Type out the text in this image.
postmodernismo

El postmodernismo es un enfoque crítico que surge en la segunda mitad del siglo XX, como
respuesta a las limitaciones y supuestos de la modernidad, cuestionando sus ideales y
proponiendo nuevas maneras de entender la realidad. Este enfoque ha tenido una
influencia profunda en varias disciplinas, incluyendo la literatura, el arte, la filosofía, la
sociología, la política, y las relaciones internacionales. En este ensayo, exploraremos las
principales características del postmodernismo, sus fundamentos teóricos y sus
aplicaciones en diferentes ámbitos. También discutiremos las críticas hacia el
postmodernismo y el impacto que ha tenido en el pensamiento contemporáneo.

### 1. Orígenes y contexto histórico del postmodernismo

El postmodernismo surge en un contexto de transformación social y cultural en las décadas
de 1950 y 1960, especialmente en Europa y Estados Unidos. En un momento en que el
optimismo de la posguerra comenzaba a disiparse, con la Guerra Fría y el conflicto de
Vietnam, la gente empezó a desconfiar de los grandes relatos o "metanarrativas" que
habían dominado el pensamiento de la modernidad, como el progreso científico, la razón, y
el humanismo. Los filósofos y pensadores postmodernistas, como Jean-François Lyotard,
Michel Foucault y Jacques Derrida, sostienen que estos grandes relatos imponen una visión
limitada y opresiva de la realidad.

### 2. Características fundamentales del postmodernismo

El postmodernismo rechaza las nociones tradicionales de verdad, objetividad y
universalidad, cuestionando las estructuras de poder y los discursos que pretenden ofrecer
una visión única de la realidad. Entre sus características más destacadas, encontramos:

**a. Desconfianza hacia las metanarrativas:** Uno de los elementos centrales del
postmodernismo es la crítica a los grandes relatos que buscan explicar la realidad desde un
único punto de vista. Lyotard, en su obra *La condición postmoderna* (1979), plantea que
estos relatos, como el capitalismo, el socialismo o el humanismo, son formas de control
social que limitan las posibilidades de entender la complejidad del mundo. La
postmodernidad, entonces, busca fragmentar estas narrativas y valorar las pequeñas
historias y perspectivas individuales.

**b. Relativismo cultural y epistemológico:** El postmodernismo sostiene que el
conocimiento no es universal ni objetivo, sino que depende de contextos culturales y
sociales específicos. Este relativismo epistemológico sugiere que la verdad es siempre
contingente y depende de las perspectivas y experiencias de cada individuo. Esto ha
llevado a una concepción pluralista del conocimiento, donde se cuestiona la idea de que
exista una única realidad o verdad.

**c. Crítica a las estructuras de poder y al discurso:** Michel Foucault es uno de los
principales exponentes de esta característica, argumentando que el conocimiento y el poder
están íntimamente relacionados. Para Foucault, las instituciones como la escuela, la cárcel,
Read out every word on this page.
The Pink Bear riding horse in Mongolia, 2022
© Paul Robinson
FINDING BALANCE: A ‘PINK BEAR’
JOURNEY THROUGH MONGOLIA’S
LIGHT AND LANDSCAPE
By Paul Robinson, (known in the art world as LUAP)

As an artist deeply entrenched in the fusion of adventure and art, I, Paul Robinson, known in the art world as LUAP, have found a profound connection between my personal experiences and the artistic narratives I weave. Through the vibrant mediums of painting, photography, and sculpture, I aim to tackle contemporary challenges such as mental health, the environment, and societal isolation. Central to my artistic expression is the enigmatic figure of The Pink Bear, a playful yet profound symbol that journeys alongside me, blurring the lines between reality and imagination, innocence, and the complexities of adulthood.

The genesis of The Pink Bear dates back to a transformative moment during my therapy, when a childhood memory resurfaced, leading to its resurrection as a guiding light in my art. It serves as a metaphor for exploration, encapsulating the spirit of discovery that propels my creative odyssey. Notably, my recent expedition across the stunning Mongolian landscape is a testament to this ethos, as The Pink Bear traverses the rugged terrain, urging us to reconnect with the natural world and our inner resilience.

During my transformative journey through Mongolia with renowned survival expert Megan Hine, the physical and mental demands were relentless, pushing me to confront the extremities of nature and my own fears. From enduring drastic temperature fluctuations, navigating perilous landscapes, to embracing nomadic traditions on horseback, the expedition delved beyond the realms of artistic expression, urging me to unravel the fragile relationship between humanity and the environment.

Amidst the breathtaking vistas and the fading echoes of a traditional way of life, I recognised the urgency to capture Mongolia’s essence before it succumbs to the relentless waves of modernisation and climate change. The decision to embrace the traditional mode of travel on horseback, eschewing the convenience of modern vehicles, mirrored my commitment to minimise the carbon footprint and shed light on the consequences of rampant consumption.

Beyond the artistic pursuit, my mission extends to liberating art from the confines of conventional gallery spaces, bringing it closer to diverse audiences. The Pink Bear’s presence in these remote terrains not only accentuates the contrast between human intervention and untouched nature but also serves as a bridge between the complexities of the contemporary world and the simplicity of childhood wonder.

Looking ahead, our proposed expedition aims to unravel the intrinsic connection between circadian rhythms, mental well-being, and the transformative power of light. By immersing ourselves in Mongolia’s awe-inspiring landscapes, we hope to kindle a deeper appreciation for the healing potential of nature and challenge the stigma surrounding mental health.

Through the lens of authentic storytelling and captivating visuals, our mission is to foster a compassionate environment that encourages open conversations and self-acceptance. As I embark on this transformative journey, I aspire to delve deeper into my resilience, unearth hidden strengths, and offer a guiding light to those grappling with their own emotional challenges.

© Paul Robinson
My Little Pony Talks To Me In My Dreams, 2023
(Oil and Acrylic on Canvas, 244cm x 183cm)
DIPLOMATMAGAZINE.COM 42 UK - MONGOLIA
-=-=-
-- WHAT YOU WILL DO --
For this exercise, return the material above in full and exactly.

-- TASK SOLUTION --
Type out the text in this image.
postmodernismo

El postmodernismo es un enfoque crítico que surge en la segunda mitad del siglo XX, como
respuesta a las limitaciones y supuestos de la modernidad, cuestionando sus ideales y
proponiendo nuevas maneras de entender la realidad. Este enfoque ha tenido una
influencia profunda en varias disciplinas, incluyendo la literatura, el arte, la filosofía, la
sociología, la política, y las relaciones internacionales. En este ensayo, exploraremos las
principales características del postmodernismo, sus fundamentos teóricos y sus
aplicaciones en diferentes ámbitos. También discutiremos las críticas hacia el
postmodernismo y el impacto que ha tenido en el pensamiento contemporáneo.

### 1. Orígenes y contexto histórico del postmodernismo

El postmodernismo surge en un contexto de transformación social y cultural en las décadas
de 1950 y 1960, especialmente en Europa y Estados Unidos. En un momento en que el
optimismo de la posguerra comenzaba a disiparse, con la Guerra Fría y el conflicto de
Vietnam, la gente empezó a desconfiar de los grandes relatos o "metanarrativas" que
habían dominado el pensamiento de la modernidad, como el progreso científico, la razón, y
el humanismo. Los filósofos y pensadores postmodernistas, como Jean-François Lyotard,
Michel Foucault y Jacques Derrida, sostienen que estos grandes relatos imponen una visión
limitada y opresiva de la realidad.

### 2. Características fundamentales del postmodernismo

El postmodernismo rechaza las nociones tradicionales de verdad, objetividad y
universalidad, cuestionando las estructuras de poder y los discursos que pretenden ofrecer
una visión única de la realidad. Entre sus características más destacadas, encontramos:

**a. Desconfianza hacia las metanarrativas:** Uno de los elementos centrales del
postmodernismo es la crítica a los grandes relatos que buscan explicar la realidad desde un
único punto de vista. Lyotard, en su obra *La condición postmoderna* (1979), plantea que
estos relatos, como el capitalismo, el socialismo o el humanismo, son formas de control
social que limitan las posibilidades de entender la complejidad del mundo. La
postmodernidad, entonces, busca fragmentar estas narrativas y valorar las pequeñas
historias y perspectivas individuales.

**b. Relativismo cultural y epistemológico:** El postmodernismo sostiene que el
conocimiento no es universal ni objetivo, sino que depende de contextos culturales y
sociales específicos. Este relativismo epistemológico sugiere que la verdad es siempre
contingente y depende de las perspectivas y experiencias de cada individuo. Esto ha
llevado a una concepción pluralista del conocimiento, donde se cuestiona la idea de que
exista una única realidad o verdad.

**c. Crítica a las estructuras de poder y al discurso:** Michel Foucault es uno de los
principales exponentes de esta característica, argumentando que el conocimiento y el poder
están íntimamente relacionados. Para Foucault, las instituciones como la escuela, la cárcel,
Read out every word on this page.
The Pink Bear riding horse in Mongolia, 2022
© Paul Robinson
FINDING BALANCE: A ‘PINK BEAR’
JOURNEY THROUGH MONGOLIA’S
LIGHT AND LANDSCAPE
By Paul Robinson, (known in the art world as LUAP)

As an artist deeply entrenched in the fusion of adventure and art, I, Paul Robinson, known in the art world as LUAP, have found a profound connection between my personal experiences and the artistic narratives I weave. Through the vibrant mediums of painting, photography, and sculpture, I aim to tackle contemporary challenges such as mental health, the environment, and societal isolation. Central to my artistic expression is the enigmatic figure of The Pink Bear, a playful yet profound symbol that journeys alongside me, blurring the lines between reality and imagination, innocence, and the complexities of adulthood.

The genesis of The Pink Bear dates back to a transformative moment during my therapy, when a childhood memory resurfaced, leading to its resurrection as a guiding light in my art. It serves as a metaphor for exploration, encapsulating the spirit of discovery that propels my creative odyssey. Notably, my recent expedition across the stunning Mongolian landscape is a testament to this ethos, as The Pink Bear traverses the rugged terrain, urging us to reconnect with the natural world and our inner resilience.

During my transformative journey through Mongolia with renowned survival expert Megan Hine, the physical and mental demands were relentless, pushing me to confront the extremities of nature and my own fears. From enduring drastic temperature fluctuations, navigating perilous landscapes, to embracing nomadic traditions on horseback, the expedition delved beyond the realms of artistic expression, urging me to unravel the fragile relationship between humanity and the environment.

Amidst the breathtaking vistas and the fading echoes of a traditional way of life, I recognised the urgency to capture Mongolia’s essence before it succumbs to the relentless waves of modernisation and climate change. The decision to embrace the traditional mode of travel on horseback, eschewing the convenience of modern vehicles, mirrored my commitment to minimise the carbon footprint and shed light on the consequences of rampant consumption.

Beyond the artistic pursuit, my mission extends to liberating art from the confines of conventional gallery spaces, bringing it closer to diverse audiences. The Pink Bear’s presence in these remote terrains not only accentuates the contrast between human intervention and untouched nature but also serves as a bridge between the complexities of the contemporary world and the simplicity of childhood wonder.

Looking ahead, our proposed expedition aims to unravel the intrinsic connection between circadian rhythms, mental well-being, and the transformative power of light. By immersing ourselves in Mongolia’s awe-inspiring landscapes, we hope to kindle a deeper appreciation for the healing potential of nature and challenge the stigma surrounding mental health.

Through the lens of authentic storytelling and captivating visuals, our mission is to foster a compassionate environment that encourages open conversations and self-acceptance. As I embark on this transformative journey, I aspire to delve deeper into my resilience, unearth hidden strengths, and offer a guiding light to those grappling with their own emotional challenges.

© Paul Robinson
My Little Pony Talks To Me In My Dreams, 2023
(Oil and Acrylic on Canvas, 244cm x 183cm)
DIPLOMATMAGAZINE.COM 42 UK - MONGOLIA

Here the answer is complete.